-- BEGIN --

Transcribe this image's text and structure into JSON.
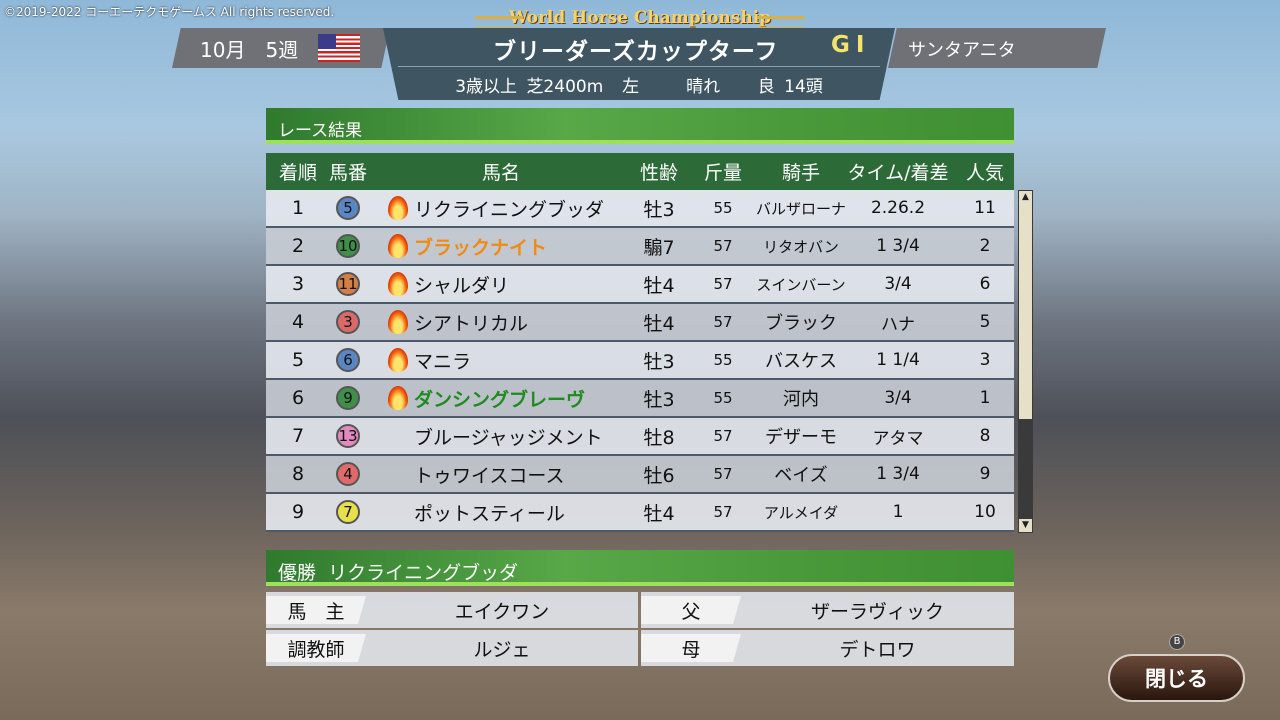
{
  "copyright": "©2019-2022 コーエーテクモゲームス All rights reserved.",
  "logo": "World Horse Championship",
  "header": {
    "month": "10月",
    "week": "5週",
    "flag": "us-flag-icon",
    "race_name": "ブリーダーズカップターフ",
    "grade": "GⅠ",
    "venue": "サンタアニタ",
    "conditions": {
      "age": "3歳以上",
      "surface": "芝2400m",
      "direction": "左",
      "weather": "晴れ",
      "going": "良",
      "runners": "14頭"
    }
  },
  "results": {
    "title": "レース結果",
    "columns": [
      "着順",
      "馬番",
      "馬名",
      "性齢",
      "斤量",
      "騎手",
      "タイム/着差",
      "人気"
    ],
    "rows": [
      {
        "pos": "1",
        "num": "5",
        "color": "#5b86c4",
        "flame": true,
        "name": "リクライニングブッダ",
        "name_color": "#111",
        "sexage": "牡3",
        "weight": "55",
        "jockey": "バルザローナ",
        "time": "2.26.2",
        "pop": "11"
      },
      {
        "pos": "2",
        "num": "10",
        "color": "#3f8f4a",
        "flame": true,
        "name": "ブラックナイト",
        "name_color": "#f08a10",
        "sexage": "騸7",
        "weight": "57",
        "jockey": "リタオバン",
        "time": "1 3/4",
        "pop": "2"
      },
      {
        "pos": "3",
        "num": "11",
        "color": "#d28048",
        "flame": true,
        "name": "シャルダリ",
        "name_color": "#111",
        "sexage": "牡4",
        "weight": "57",
        "jockey": "スインバーン",
        "time": "3/4",
        "pop": "6"
      },
      {
        "pos": "4",
        "num": "3",
        "color": "#d86a6a",
        "flame": true,
        "name": "シアトリカル",
        "name_color": "#111",
        "sexage": "牡4",
        "weight": "57",
        "jockey": "ブラック",
        "time": "ハナ",
        "pop": "5"
      },
      {
        "pos": "5",
        "num": "6",
        "color": "#5b86c4",
        "flame": true,
        "name": "マニラ",
        "name_color": "#111",
        "sexage": "牡3",
        "weight": "55",
        "jockey": "バスケス",
        "time": "1 1/4",
        "pop": "3"
      },
      {
        "pos": "6",
        "num": "9",
        "color": "#3f8f4a",
        "flame": true,
        "name": "ダンシングブレーヴ",
        "name_color": "#1f8a1f",
        "sexage": "牡3",
        "weight": "55",
        "jockey": "河内",
        "time": "3/4",
        "pop": "1"
      },
      {
        "pos": "7",
        "num": "13",
        "color": "#e08ac0",
        "flame": false,
        "name": "ブルージャッジメント",
        "name_color": "#111",
        "sexage": "牡8",
        "weight": "57",
        "jockey": "デザーモ",
        "time": "アタマ",
        "pop": "8"
      },
      {
        "pos": "8",
        "num": "4",
        "color": "#e06a6a",
        "flame": false,
        "name": "トゥワイスコース",
        "name_color": "#111",
        "sexage": "牡6",
        "weight": "57",
        "jockey": "ベイズ",
        "time": "1 3/4",
        "pop": "9"
      },
      {
        "pos": "9",
        "num": "7",
        "color": "#e8e04a",
        "flame": false,
        "name": "ポットスティール",
        "name_color": "#111",
        "sexage": "牡4",
        "weight": "57",
        "jockey": "アルメイダ",
        "time": "1",
        "pop": "10"
      }
    ]
  },
  "winner": {
    "label": "優勝",
    "name": "リクライニングブッダ",
    "owner_label": "馬　主",
    "owner": "エイクワン",
    "trainer_label": "調教師",
    "trainer": "ルジェ",
    "sire_label": "父",
    "sire": "ザーラヴィック",
    "dam_label": "母",
    "dam": "デトロワ"
  },
  "close": {
    "badge": "B",
    "label": "閉じる"
  }
}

-- END --

__WORK TO COMPLETE__: All of the lines above should be retyped precisely, apart from the pictures.

__FULL RESPONSE__:
Transcribe this image's text and structure into JSON.
{
  "copyright": "©2019-2022 コーエーテクモゲームス All rights reserved.",
  "logo": "World Horse Championship",
  "header": {
    "month": "10月",
    "week": "5週",
    "flag": "us-flag-icon",
    "race_name": "ブリーダーズカップターフ",
    "grade": "GⅠ",
    "venue": "サンタアニタ",
    "conditions": {
      "age": "3歳以上",
      "surface": "芝2400m",
      "direction": "左",
      "weather": "晴れ",
      "going": "良",
      "runners": "14頭"
    }
  },
  "results": {
    "title": "レース結果",
    "columns": [
      "着順",
      "馬番",
      "馬名",
      "性齢",
      "斤量",
      "騎手",
      "タイム/着差",
      "人気"
    ],
    "rows": [
      {
        "pos": "1",
        "num": "5",
        "color": "#5b86c4",
        "flame": true,
        "name": "リクライニングブッダ",
        "name_color": "#111",
        "sexage": "牡3",
        "weight": "55",
        "jockey": "バルザローナ",
        "time": "2.26.2",
        "pop": "11"
      },
      {
        "pos": "2",
        "num": "10",
        "color": "#3f8f4a",
        "flame": true,
        "name": "ブラックナイト",
        "name_color": "#f08a10",
        "sexage": "騸7",
        "weight": "57",
        "jockey": "リタオバン",
        "time": "1 3/4",
        "pop": "2"
      },
      {
        "pos": "3",
        "num": "11",
        "color": "#d28048",
        "flame": true,
        "name": "シャルダリ",
        "name_color": "#111",
        "sexage": "牡4",
        "weight": "57",
        "jockey": "スインバーン",
        "time": "3/4",
        "pop": "6"
      },
      {
        "pos": "4",
        "num": "3",
        "color": "#d86a6a",
        "flame": true,
        "name": "シアトリカル",
        "name_color": "#111",
        "sexage": "牡4",
        "weight": "57",
        "jockey": "ブラック",
        "time": "ハナ",
        "pop": "5"
      },
      {
        "pos": "5",
        "num": "6",
        "color": "#5b86c4",
        "flame": true,
        "name": "マニラ",
        "name_color": "#111",
        "sexage": "牡3",
        "weight": "55",
        "jockey": "バスケス",
        "time": "1 1/4",
        "pop": "3"
      },
      {
        "pos": "6",
        "num": "9",
        "color": "#3f8f4a",
        "flame": true,
        "name": "ダンシングブレーヴ",
        "name_color": "#1f8a1f",
        "sexage": "牡3",
        "weight": "55",
        "jockey": "河内",
        "time": "3/4",
        "pop": "1"
      },
      {
        "pos": "7",
        "num": "13",
        "color": "#e08ac0",
        "flame": false,
        "name": "ブルージャッジメント",
        "name_color": "#111",
        "sexage": "牡8",
        "weight": "57",
        "jockey": "デザーモ",
        "time": "アタマ",
        "pop": "8"
      },
      {
        "pos": "8",
        "num": "4",
        "color": "#e06a6a",
        "flame": false,
        "name": "トゥワイスコース",
        "name_color": "#111",
        "sexage": "牡6",
        "weight": "57",
        "jockey": "ベイズ",
        "time": "1 3/4",
        "pop": "9"
      },
      {
        "pos": "9",
        "num": "7",
        "color": "#e8e04a",
        "flame": false,
        "name": "ポットスティール",
        "name_color": "#111",
        "sexage": "牡4",
        "weight": "57",
        "jockey": "アルメイダ",
        "time": "1",
        "pop": "10"
      }
    ]
  },
  "winner": {
    "label": "優勝",
    "name": "リクライニングブッダ",
    "owner_label": "馬　主",
    "owner": "エイクワン",
    "trainer_label": "調教師",
    "trainer": "ルジェ",
    "sire_label": "父",
    "sire": "ザーラヴィック",
    "dam_label": "母",
    "dam": "デトロワ"
  },
  "close": {
    "badge": "B",
    "label": "閉じる"
  }
}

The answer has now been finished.